### DATASET RECORDS ###

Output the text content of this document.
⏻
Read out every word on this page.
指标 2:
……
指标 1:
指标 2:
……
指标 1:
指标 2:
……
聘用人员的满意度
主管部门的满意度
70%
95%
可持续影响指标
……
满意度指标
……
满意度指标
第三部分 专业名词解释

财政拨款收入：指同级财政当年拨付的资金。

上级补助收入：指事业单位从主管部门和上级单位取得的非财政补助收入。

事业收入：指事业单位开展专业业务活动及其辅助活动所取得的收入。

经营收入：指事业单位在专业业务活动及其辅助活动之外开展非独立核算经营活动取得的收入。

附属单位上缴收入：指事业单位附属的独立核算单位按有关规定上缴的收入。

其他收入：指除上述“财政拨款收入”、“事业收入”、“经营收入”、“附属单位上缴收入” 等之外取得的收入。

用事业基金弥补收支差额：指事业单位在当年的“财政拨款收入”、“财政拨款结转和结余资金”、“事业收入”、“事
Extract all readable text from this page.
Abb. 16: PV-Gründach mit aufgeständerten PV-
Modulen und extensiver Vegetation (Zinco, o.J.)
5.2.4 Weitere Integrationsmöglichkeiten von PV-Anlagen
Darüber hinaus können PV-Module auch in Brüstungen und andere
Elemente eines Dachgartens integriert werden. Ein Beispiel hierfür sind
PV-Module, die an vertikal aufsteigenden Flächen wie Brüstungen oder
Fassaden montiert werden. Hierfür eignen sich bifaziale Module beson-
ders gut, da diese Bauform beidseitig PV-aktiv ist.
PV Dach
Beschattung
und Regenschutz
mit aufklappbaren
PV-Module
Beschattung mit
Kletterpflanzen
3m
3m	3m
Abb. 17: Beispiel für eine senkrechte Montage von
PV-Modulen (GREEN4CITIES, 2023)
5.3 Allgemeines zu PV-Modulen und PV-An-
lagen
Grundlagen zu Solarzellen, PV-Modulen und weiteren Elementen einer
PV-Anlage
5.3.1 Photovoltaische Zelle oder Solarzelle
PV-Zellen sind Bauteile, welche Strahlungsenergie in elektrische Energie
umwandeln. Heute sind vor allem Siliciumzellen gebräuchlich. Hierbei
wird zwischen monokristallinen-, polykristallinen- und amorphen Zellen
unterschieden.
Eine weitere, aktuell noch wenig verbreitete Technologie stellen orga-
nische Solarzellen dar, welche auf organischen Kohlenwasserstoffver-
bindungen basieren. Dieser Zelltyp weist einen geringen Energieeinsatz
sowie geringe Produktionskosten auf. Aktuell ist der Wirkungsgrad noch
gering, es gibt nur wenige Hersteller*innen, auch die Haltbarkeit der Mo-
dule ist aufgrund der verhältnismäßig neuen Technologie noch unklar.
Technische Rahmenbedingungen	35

###

WHAT YOU ARE ASKED TO DO -
Nothing should be changed: write out all of the data as is.

COMPLETED TASK -
Output the text content of this document.
⏻
Read out every word on this page.
指标 2:
……
指标 1:
指标 2:
……
指标 1:
指标 2:
……
聘用人员的满意度
主管部门的满意度
70%
95%
可持续影响指标
……
满意度指标
……
满意度指标
第三部分 专业名词解释

财政拨款收入：指同级财政当年拨付的资金。

上级补助收入：指事业单位从主管部门和上级单位取得的非财政补助收入。

事业收入：指事业单位开展专业业务活动及其辅助活动所取得的收入。

经营收入：指事业单位在专业业务活动及其辅助活动之外开展非独立核算经营活动取得的收入。

附属单位上缴收入：指事业单位附属的独立核算单位按有关规定上缴的收入。

其他收入：指除上述“财政拨款收入”、“事业收入”、“经营收入”、“附属单位上缴收入” 等之外取得的收入。

用事业基金弥补收支差额：指事业单位在当年的“财政拨款收入”、“财政拨款结转和结余资金”、“事业收入”、“事
Extract all readable text from this page.
Abb. 16: PV-Gründach mit aufgeständerten PV-
Modulen und extensiver Vegetation (Zinco, o.J.)
5.2.4 Weitere Integrationsmöglichkeiten von PV-Anlagen
Darüber hinaus können PV-Module auch in Brüstungen und andere
Elemente eines Dachgartens integriert werden. Ein Beispiel hierfür sind
PV-Module, die an vertikal aufsteigenden Flächen wie Brüstungen oder
Fassaden montiert werden. Hierfür eignen sich bifaziale Module beson-
ders gut, da diese Bauform beidseitig PV-aktiv ist.
PV Dach
Beschattung
und Regenschutz
mit aufklappbaren
PV-Module
Beschattung mit
Kletterpflanzen
3m
3m	3m
Abb. 17: Beispiel für eine senkrechte Montage von
PV-Modulen (GREEN4CITIES, 2023)
5.3 Allgemeines zu PV-Modulen und PV-An-
lagen
Grundlagen zu Solarzellen, PV-Modulen und weiteren Elementen einer
PV-Anlage
5.3.1 Photovoltaische Zelle oder Solarzelle
PV-Zellen sind Bauteile, welche Strahlungsenergie in elektrische Energie
umwandeln. Heute sind vor allem Siliciumzellen gebräuchlich. Hierbei
wird zwischen monokristallinen-, polykristallinen- und amorphen Zellen
unterschieden.
Eine weitere, aktuell noch wenig verbreitete Technologie stellen orga-
nische Solarzellen dar, welche auf organischen Kohlenwasserstoffver-
bindungen basieren. Dieser Zelltyp weist einen geringen Energieeinsatz
sowie geringe Produktionskosten auf. Aktuell ist der Wirkungsgrad noch
gering, es gibt nur wenige Hersteller*innen, auch die Haltbarkeit der Mo-
dule ist aufgrund der verhältnismäßig neuen Technologie noch unklar.
Technische Rahmenbedingungen	35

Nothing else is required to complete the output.